__Given instruction__
Write out each line beneath this one exactly as it reads.
* start Entries supplied *
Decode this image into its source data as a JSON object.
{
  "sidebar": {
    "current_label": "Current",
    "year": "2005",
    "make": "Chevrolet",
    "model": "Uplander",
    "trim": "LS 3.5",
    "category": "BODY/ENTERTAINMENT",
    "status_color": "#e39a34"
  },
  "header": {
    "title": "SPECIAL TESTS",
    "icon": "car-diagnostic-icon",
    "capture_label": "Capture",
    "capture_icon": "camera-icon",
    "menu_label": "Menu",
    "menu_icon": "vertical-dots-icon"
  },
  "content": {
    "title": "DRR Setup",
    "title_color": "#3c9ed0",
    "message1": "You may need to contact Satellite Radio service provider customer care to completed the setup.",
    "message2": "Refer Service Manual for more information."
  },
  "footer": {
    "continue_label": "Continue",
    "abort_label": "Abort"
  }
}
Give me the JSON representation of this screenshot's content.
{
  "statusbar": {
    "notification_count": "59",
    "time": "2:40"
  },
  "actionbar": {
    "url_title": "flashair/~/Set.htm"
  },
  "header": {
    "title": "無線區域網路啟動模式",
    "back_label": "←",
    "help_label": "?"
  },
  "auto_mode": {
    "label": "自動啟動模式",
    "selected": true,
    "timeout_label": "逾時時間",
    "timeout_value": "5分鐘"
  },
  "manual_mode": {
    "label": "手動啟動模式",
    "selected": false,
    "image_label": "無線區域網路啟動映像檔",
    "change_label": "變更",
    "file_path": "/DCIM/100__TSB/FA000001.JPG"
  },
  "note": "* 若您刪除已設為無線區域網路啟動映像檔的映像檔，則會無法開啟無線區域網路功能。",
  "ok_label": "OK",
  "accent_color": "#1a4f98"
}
* end Entries supplied *
__Answer to this exercise__
Decode this image into its source data as a JSON object.
{
  "sidebar": {
    "current_label": "Current",
    "year": "2005",
    "make": "Chevrolet",
    "model": "Uplander",
    "trim": "LS 3.5",
    "category": "BODY/ENTERTAINMENT",
    "status_color": "#e39a34"
  },
  "header": {
    "title": "SPECIAL TESTS",
    "icon": "car-diagnostic-icon",
    "capture_label": "Capture",
    "capture_icon": "camera-icon",
    "menu_label": "Menu",
    "menu_icon": "vertical-dots-icon"
  },
  "content": {
    "title": "DRR Setup",
    "title_color": "#3c9ed0",
    "message1": "You may need to contact Satellite Radio service provider customer care to completed the setup.",
    "message2": "Refer Service Manual for more information."
  },
  "footer": {
    "continue_label": "Continue",
    "abort_label": "Abort"
  }
}
Give me the JSON representation of this screenshot's content.
{
  "statusbar": {
    "notification_count": "59",
    "time": "2:40"
  },
  "actionbar": {
    "url_title": "flashair/~/Set.htm"
  },
  "header": {
    "title": "無線區域網路啟動模式",
    "back_label": "←",
    "help_label": "?"
  },
  "auto_mode": {
    "label": "自動啟動模式",
    "selected": true,
    "timeout_label": "逾時時間",
    "timeout_value": "5分鐘"
  },
  "manual_mode": {
    "label": "手動啟動模式",
    "selected": false,
    "image_label": "無線區域網路啟動映像檔",
    "change_label": "變更",
    "file_path": "/DCIM/100__TSB/FA000001.JPG"
  },
  "note": "* 若您刪除已設為無線區域網路啟動映像檔的映像檔，則會無法開啟無線區域網路功能。",
  "ok_label": "OK",
  "accent_color": "#1a4f98"
}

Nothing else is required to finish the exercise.